# Start of The data

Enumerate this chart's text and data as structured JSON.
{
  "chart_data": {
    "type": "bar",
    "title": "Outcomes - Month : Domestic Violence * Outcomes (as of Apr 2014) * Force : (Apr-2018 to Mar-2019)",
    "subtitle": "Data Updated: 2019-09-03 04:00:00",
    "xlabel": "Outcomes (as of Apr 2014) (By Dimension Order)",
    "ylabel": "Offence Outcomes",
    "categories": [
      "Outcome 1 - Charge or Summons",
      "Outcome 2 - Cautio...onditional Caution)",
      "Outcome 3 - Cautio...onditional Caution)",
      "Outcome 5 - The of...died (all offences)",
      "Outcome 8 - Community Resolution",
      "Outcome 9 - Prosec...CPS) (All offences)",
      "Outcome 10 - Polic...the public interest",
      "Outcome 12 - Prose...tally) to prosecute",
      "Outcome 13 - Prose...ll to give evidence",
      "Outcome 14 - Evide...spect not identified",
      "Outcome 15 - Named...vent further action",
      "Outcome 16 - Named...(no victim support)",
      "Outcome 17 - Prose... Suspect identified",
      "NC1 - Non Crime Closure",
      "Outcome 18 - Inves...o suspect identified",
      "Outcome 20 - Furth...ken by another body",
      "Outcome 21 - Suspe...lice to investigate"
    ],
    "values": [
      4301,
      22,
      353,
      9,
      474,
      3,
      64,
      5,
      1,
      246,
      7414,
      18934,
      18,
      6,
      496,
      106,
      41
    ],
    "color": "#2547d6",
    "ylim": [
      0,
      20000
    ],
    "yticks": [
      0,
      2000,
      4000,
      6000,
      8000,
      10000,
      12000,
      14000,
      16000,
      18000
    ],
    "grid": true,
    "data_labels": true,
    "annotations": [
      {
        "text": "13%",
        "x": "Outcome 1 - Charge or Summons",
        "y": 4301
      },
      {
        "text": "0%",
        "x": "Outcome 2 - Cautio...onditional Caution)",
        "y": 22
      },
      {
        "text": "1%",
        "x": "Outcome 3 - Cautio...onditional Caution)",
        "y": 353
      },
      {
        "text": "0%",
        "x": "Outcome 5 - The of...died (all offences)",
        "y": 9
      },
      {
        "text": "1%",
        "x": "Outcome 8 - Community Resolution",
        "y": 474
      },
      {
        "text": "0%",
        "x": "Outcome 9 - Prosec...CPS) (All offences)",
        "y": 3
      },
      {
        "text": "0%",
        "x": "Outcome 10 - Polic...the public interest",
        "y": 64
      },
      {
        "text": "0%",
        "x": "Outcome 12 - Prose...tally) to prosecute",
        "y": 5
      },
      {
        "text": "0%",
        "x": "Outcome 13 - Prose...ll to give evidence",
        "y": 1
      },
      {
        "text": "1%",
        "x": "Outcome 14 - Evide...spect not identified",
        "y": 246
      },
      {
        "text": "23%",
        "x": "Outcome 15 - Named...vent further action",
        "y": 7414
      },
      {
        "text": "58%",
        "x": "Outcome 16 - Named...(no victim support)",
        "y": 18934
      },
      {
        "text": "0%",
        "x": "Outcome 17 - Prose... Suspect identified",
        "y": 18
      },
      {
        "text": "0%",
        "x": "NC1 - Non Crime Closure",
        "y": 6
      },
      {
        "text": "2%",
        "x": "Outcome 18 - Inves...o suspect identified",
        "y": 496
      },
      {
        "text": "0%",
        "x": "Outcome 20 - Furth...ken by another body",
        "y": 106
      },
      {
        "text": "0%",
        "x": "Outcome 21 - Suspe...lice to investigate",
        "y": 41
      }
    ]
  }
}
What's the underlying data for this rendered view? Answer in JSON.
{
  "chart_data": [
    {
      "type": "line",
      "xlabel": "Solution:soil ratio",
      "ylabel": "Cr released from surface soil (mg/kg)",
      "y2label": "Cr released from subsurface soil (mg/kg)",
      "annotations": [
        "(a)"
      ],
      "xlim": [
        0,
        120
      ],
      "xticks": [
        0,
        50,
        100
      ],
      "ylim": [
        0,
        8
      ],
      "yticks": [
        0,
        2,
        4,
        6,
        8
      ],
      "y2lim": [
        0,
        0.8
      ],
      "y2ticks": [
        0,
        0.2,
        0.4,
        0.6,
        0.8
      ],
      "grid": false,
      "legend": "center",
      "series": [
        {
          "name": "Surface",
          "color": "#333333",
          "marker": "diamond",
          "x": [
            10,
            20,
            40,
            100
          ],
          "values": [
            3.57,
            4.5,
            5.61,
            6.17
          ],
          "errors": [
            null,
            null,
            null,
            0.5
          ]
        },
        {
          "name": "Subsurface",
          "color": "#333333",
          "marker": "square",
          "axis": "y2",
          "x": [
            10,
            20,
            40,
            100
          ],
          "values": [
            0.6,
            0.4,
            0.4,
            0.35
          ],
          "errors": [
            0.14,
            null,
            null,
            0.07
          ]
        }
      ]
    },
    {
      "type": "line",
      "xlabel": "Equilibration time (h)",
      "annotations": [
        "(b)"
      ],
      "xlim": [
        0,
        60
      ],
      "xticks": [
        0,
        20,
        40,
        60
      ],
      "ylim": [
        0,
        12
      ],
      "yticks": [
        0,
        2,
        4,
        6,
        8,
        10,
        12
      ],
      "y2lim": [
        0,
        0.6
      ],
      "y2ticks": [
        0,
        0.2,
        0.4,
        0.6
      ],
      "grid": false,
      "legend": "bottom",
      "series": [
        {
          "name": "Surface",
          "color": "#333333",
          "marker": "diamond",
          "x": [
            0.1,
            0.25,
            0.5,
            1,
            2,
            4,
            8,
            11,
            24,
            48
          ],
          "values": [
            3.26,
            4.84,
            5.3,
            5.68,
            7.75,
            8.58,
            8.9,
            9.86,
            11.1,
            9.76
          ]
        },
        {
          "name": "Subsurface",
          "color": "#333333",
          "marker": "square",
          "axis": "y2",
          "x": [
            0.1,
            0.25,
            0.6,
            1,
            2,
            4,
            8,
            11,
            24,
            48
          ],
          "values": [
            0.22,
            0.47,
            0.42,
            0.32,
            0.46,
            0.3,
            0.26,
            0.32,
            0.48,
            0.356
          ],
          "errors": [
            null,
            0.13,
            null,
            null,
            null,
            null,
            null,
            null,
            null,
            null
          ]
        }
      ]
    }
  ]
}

# End of The data

- **What you will do**
Reproduce each line from the records that contains the word "Charge".

- **Solution**
      "Outcome 1 - Charge or Summons",
        "x": "Outcome 1 - Charge or Summons",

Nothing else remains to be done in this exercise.